WHAT IS ASKED — No images are to be carried over; print all other material exactly as it stands.

RECORDED DATA —
· · · · ·

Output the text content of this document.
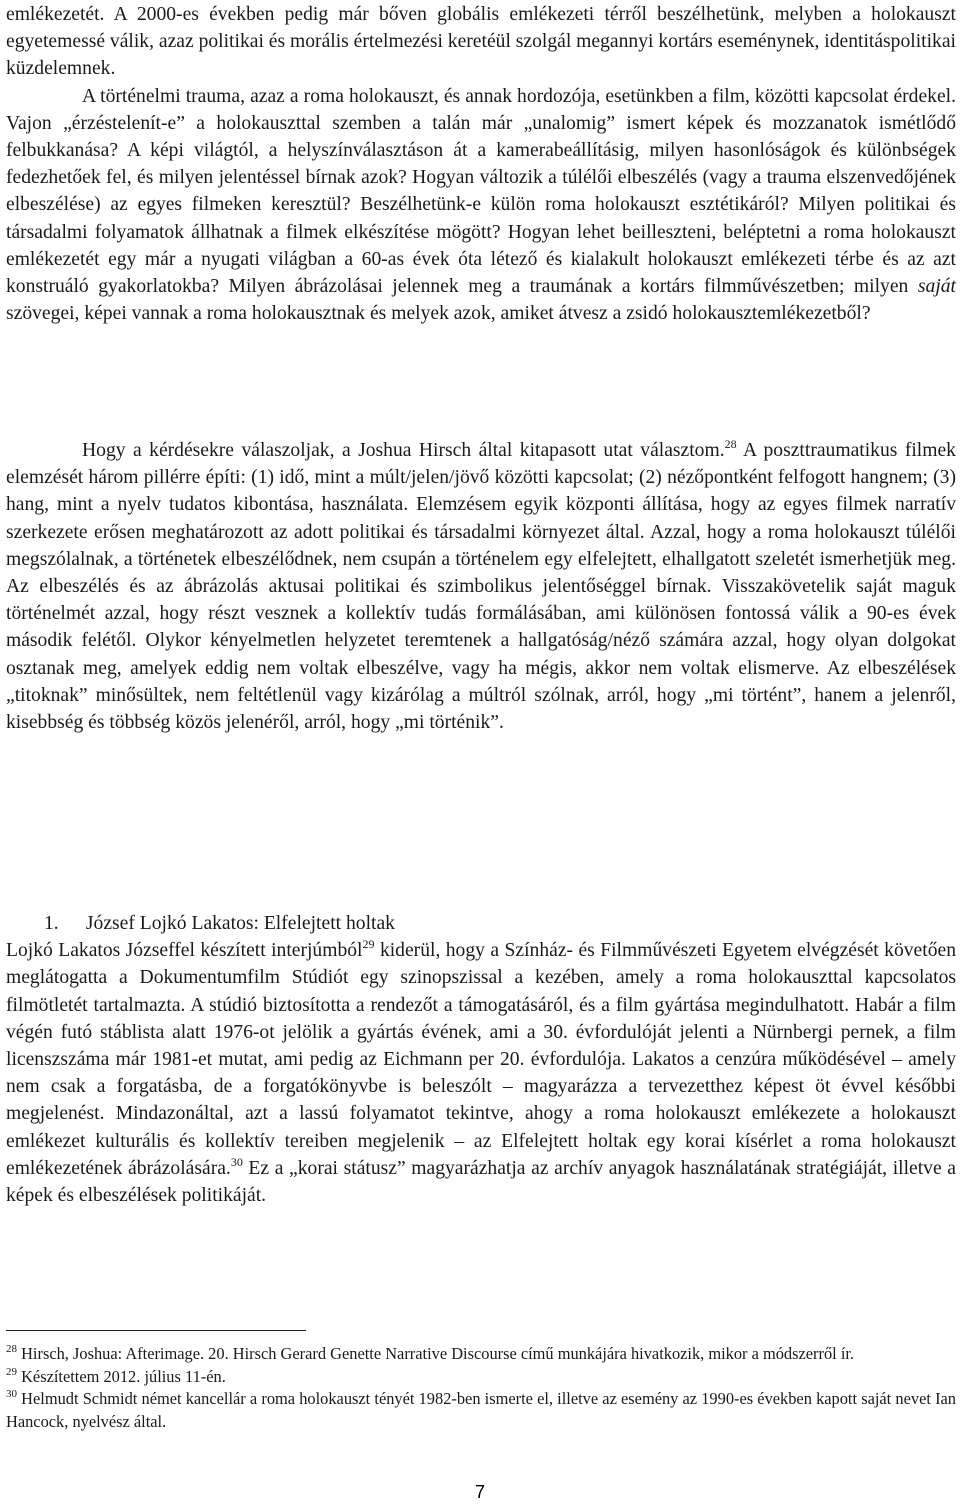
emlékezetét. A 2000-es években pedig már bőven globális emlékezeti térről beszélhetünk, melyben a holokauszt egyetemessé válik, azaz politikai és morális értelmezési keretéül szolgál megannyi kortárs eseménynek, identitáspolitikai küzdelemnek.

A történelmi trauma, azaz a roma holokauszt, és annak hordozója, esetünkben a film, közötti kapcsolat érdekel. Vajon „érzéstelenít-e” a holokauszttal szemben a talán már „unalomig” ismert képek és mozzanatok ismétlődő felbukkanása? A képi világtól, a helyszínválasztáson át a kamerabeállításig, milyen hasonlóságok és különbségek fedezhetőek fel, és milyen jelentéssel bírnak azok? Hogyan változik a túlélői elbeszélés (vagy a trauma elszenvedőjének elbeszélése) az egyes filmeken keresztül? Beszélhetünk-e külön roma holokauszt esztétikáról? Milyen politikai és társadalmi folyamatok állhatnak a filmek elkészítése mögött? Hogyan lehet beilleszteni, beléptetni a roma holokauszt emlékezetét egy már a nyugati világban a 60-as évek óta létező és kialakult holokauszt emlékezeti térbe és az azt konstruáló gyakorlatokba? Milyen ábrázolásai jelennek meg a traumának a kortárs filmművészetben; milyen saját szövegei, képei vannak a roma holokausztnak és melyek azok, amiket átvesz a zsidó holokausztemlékezetből?

Hogy a kérdésekre válaszoljak, a Joshua Hirsch által kitapasott utat választom.$^{28}$ A poszttraumatikus filmek elemzését három pillérre építi: (1) idő, mint a múlt/jelen/jövő közötti kapcsolat; (2) nézőpontként felfogott hangnem; (3) hang, mint a nyelv tudatos kibontása, használata. Elemzésem egyik központi állítása, hogy az egyes filmek narratív szerkezete erősen meghatározott az adott politikai és társadalmi környezet által. Azzal, hogy a roma holokauszt túlélői megszólalnak, a történetek elbeszélődnek, nem csupán a történelem egy elfelejtett, elhallgatott szeletét ismerhetjük meg. Az elbeszélés és az ábrázolás aktusai politikai és szimbolikus jelentőséggel bírnak. Visszakövetelik saját maguk történelmét azzal, hogy részt vesznek a kollektív tudás formálásában, ami különösen fontossá válik a 90-es évek második felétől. Olykor kényelmetlen helyzetet teremtenek a hallgatóság/néző számára azzal, hogy olyan dolgokat osztanak meg, amelyek eddig nem voltak elbeszélve, vagy ha mégis, akkor nem voltak elismerve. Az elbeszélések „titoknak” minősültek, nem feltétlenül vagy kizárólag a múltról szólnak, arról, hogy „mi történt”, hanem a jelenről, kisebbség és többség közös jelenéről, arról, hogy „mi történik”.

1. József Lojkó Lakatos: Elfelejtett holtak

Lojkó Lakatos Józseffel készített interjúmból$^{29}$ kiderül, hogy a Színház- és Filmművészeti Egyetem elvégzését követően meglátogatta a Dokumentumfilm Stúdiót egy szinopszissal a kezében, amely a roma holokauszttal kapcsolatos filmötletét tartalmazta. A stúdió biztosította a rendezőt a támogatásáról, és a film gyártása megindulhatott. Habár a film végén futó stáblista alatt 1976-ot jelölik a gyártás évének, ami a 30. évfordulóját jelenti a Nürnbergi pernek, a film licenszszáma már 1981-et mutat, ami pedig az Eichmann per 20. évfordulója. Lakatos a cenzúra működésével – amely nem csak a forgatásba, de a forgatókönyvbe is beleszólt – magyarázza a tervezetthez képest öt évvel későbbi megjelenést. Mindazonáltal, azt a lassú folyamatot tekintve, ahogy a roma holokauszt emlékezete a holokauszt emlékezet kulturális és kollektív tereiben megjelenik – az Elfelejtett holtak egy korai kísérlet a roma holokauszt emlékezetének ábrázolására.$^{30}$ Ez a „korai státusz” magyarázhatja az archív anyagok használatának stratégiáját, illetve a képek és elbeszélések politikáját.

$^{28}$ Hirsch, Joshua: Afterimage. 20. Hirsch Gerard Genette Narrative Discourse című munkájára hivatkozik, mikor a módszerről ír.

$^{29}$ Készítettem 2012. július 11-én.

$^{30}$ Helmudt Schmidt német kancellár a roma holokauszt tényét 1982-ben ismerte el, illetve az esemény az 1990-es években kapott saját nevet Ian Hancock, nyelvész által.

7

· · · · ·

TASK OUTPUT —
Output the text content of this document.
emlékezetét. A 2000-es években pedig már bőven globális emlékezeti térről beszélhetünk, melyben a holokauszt egyetemessé válik, azaz politikai és morális értelmezési keretéül szolgál megannyi kortárs eseménynek, identitáspolitikai küzdelemnek.

A történelmi trauma, azaz a roma holokauszt, és annak hordozója, esetünkben a film, közötti kapcsolat érdekel. Vajon „érzéstelenít-e” a holokauszttal szemben a talán már „unalomig” ismert képek és mozzanatok ismétlődő felbukkanása? A képi világtól, a helyszínválasztáson át a kamerabeállításig, milyen hasonlóságok és különbségek fedezhetőek fel, és milyen jelentéssel bírnak azok? Hogyan változik a túlélői elbeszélés (vagy a trauma elszenvedőjének elbeszélése) az egyes filmeken keresztül? Beszélhetünk-e külön roma holokauszt esztétikáról? Milyen politikai és társadalmi folyamatok állhatnak a filmek elkészítése mögött? Hogyan lehet beilleszteni, beléptetni a roma holokauszt emlékezetét egy már a nyugati világban a 60-as évek óta létező és kialakult holokauszt emlékezeti térbe és az azt konstruáló gyakorlatokba? Milyen ábrázolásai jelennek meg a traumának a kortárs filmművészetben; milyen saját szövegei, képei vannak a roma holokausztnak és melyek azok, amiket átvesz a zsidó holokausztemlékezetből?

Hogy a kérdésekre válaszoljak, a Joshua Hirsch által kitapasott utat választom.$^{28}$ A poszttraumatikus filmek elemzését három pillérre építi: (1) idő, mint a múlt/jelen/jövő közötti kapcsolat; (2) nézőpontként felfogott hangnem; (3) hang, mint a nyelv tudatos kibontása, használata. Elemzésem egyik központi állítása, hogy az egyes filmek narratív szerkezete erősen meghatározott az adott politikai és társadalmi környezet által. Azzal, hogy a roma holokauszt túlélői megszólalnak, a történetek elbeszélődnek, nem csupán a történelem egy elfelejtett, elhallgatott szeletét ismerhetjük meg. Az elbeszélés és az ábrázolás aktusai politikai és szimbolikus jelentőséggel bírnak. Visszakövetelik saját maguk történelmét azzal, hogy részt vesznek a kollektív tudás formálásában, ami különösen fontossá válik a 90-es évek második felétől. Olykor kényelmetlen helyzetet teremtenek a hallgatóság/néző számára azzal, hogy olyan dolgokat osztanak meg, amelyek eddig nem voltak elbeszélve, vagy ha mégis, akkor nem voltak elismerve. Az elbeszélések „titoknak” minősültek, nem feltétlenül vagy kizárólag a múltról szólnak, arról, hogy „mi történt”, hanem a jelenről, kisebbség és többség közös jelenéről, arról, hogy „mi történik”.

1. József Lojkó Lakatos: Elfelejtett holtak

Lojkó Lakatos Józseffel készített interjúmból$^{29}$ kiderül, hogy a Színház- és Filmművészeti Egyetem elvégzését követően meglátogatta a Dokumentumfilm Stúdiót egy szinopszissal a kezében, amely a roma holokauszttal kapcsolatos filmötletét tartalmazta. A stúdió biztosította a rendezőt a támogatásáról, és a film gyártása megindulhatott. Habár a film végén futó stáblista alatt 1976-ot jelölik a gyártás évének, ami a 30. évfordulóját jelenti a Nürnbergi pernek, a film licenszszáma már 1981-et mutat, ami pedig az Eichmann per 20. évfordulója. Lakatos a cenzúra működésével – amely nem csak a forgatásba, de a forgatókönyvbe is beleszólt – magyarázza a tervezetthez képest öt évvel későbbi megjelenést. Mindazonáltal, azt a lassú folyamatot tekintve, ahogy a roma holokauszt emlékezete a holokauszt emlékezet kulturális és kollektív tereiben megjelenik – az Elfelejtett holtak egy korai kísérlet a roma holokauszt emlékezetének ábrázolására.$^{30}$ Ez a „korai státusz” magyarázhatja az archív anyagok használatának stratégiáját, illetve a képek és elbeszélések politikáját.

$^{28}$ Hirsch, Joshua: Afterimage. 20. Hirsch Gerard Genette Narrative Discourse című munkájára hivatkozik, mikor a módszerről ír.

$^{29}$ Készítettem 2012. július 11-én.

$^{30}$ Helmudt Schmidt német kancellár a roma holokauszt tényét 1982-ben ismerte el, illetve az esemény az 1990-es években kapott saját nevet Ian Hancock, nyelvész által.

7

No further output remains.